== Extracted data ==

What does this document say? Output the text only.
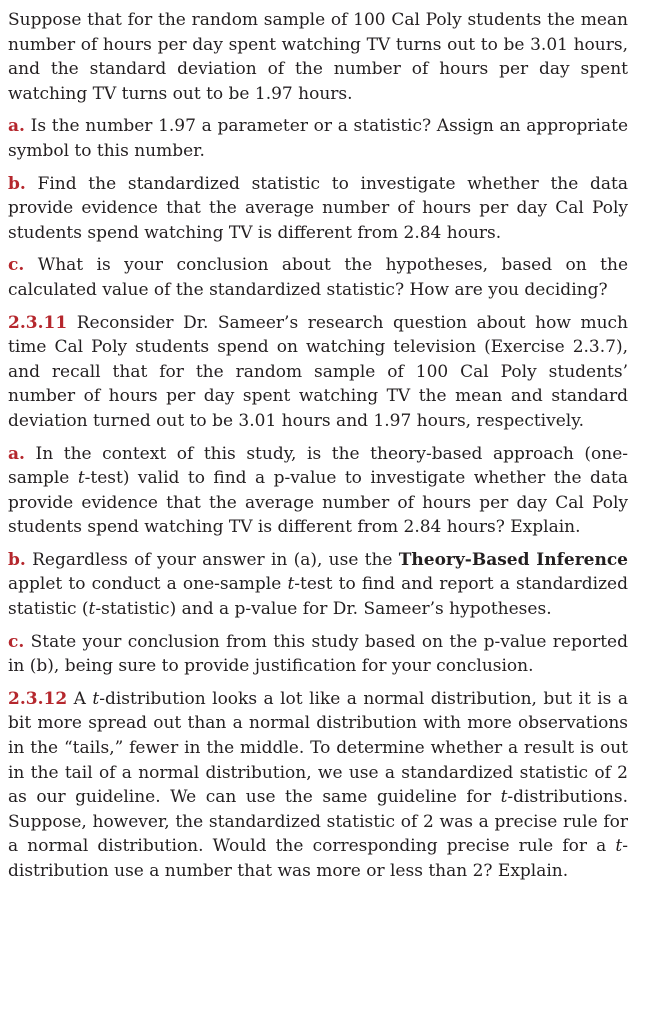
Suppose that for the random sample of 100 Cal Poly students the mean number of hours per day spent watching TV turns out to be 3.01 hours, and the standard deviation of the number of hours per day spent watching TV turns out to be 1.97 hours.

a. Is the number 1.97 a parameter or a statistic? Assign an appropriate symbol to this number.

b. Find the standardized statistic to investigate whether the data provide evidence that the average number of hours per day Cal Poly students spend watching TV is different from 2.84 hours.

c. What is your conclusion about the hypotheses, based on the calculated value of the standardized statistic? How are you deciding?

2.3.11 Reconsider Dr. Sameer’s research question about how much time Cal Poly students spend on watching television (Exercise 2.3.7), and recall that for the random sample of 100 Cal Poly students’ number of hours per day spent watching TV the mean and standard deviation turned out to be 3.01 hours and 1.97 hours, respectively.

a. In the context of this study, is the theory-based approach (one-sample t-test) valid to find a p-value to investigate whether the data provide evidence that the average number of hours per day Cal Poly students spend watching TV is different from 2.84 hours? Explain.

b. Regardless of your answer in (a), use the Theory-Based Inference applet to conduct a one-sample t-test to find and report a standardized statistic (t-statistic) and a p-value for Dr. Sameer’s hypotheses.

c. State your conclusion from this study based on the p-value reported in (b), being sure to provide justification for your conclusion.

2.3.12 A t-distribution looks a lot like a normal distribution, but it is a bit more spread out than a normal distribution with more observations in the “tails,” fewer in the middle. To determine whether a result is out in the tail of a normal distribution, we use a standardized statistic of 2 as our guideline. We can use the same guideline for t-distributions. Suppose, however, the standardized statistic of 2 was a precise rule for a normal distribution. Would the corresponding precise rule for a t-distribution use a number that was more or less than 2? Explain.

== What is asked ==
Write out the listing above again, exactly, but with no pictures in the copy.

== Complete output ==
What does this document say? Output the text only.
Suppose that for the random sample of 100 Cal Poly students the mean number of hours per day spent watching TV turns out to be 3.01 hours, and the standard deviation of the number of hours per day spent watching TV turns out to be 1.97 hours.

a. Is the number 1.97 a parameter or a statistic? Assign an appropriate symbol to this number.

b. Find the standardized statistic to investigate whether the data provide evidence that the average number of hours per day Cal Poly students spend watching TV is different from 2.84 hours.

c. What is your conclusion about the hypotheses, based on the calculated value of the standardized statistic? How are you deciding?

2.3.11 Reconsider Dr. Sameer’s research question about how much time Cal Poly students spend on watching television (Exercise 2.3.7), and recall that for the random sample of 100 Cal Poly students’ number of hours per day spent watching TV the mean and standard deviation turned out to be 3.01 hours and 1.97 hours, respectively.

a. In the context of this study, is the theory-based approach (one-sample t-test) valid to find a p-value to investigate whether the data provide evidence that the average number of hours per day Cal Poly students spend watching TV is different from 2.84 hours? Explain.

b. Regardless of your answer in (a), use the Theory-Based Inference applet to conduct a one-sample t-test to find and report a standardized statistic (t-statistic) and a p-value for Dr. Sameer’s hypotheses.

c. State your conclusion from this study based on the p-value reported in (b), being sure to provide justification for your conclusion.

2.3.12 A t-distribution looks a lot like a normal distribution, but it is a bit more spread out than a normal distribution with more observations in the “tails,” fewer in the middle. To determine whether a result is out in the tail of a normal distribution, we use a standardized statistic of 2 as our guideline. We can use the same guideline for t-distributions. Suppose, however, the standardized statistic of 2 was a precise rule for a normal distribution. Would the corresponding precise rule for a t-distribution use a number that was more or less than 2? Explain.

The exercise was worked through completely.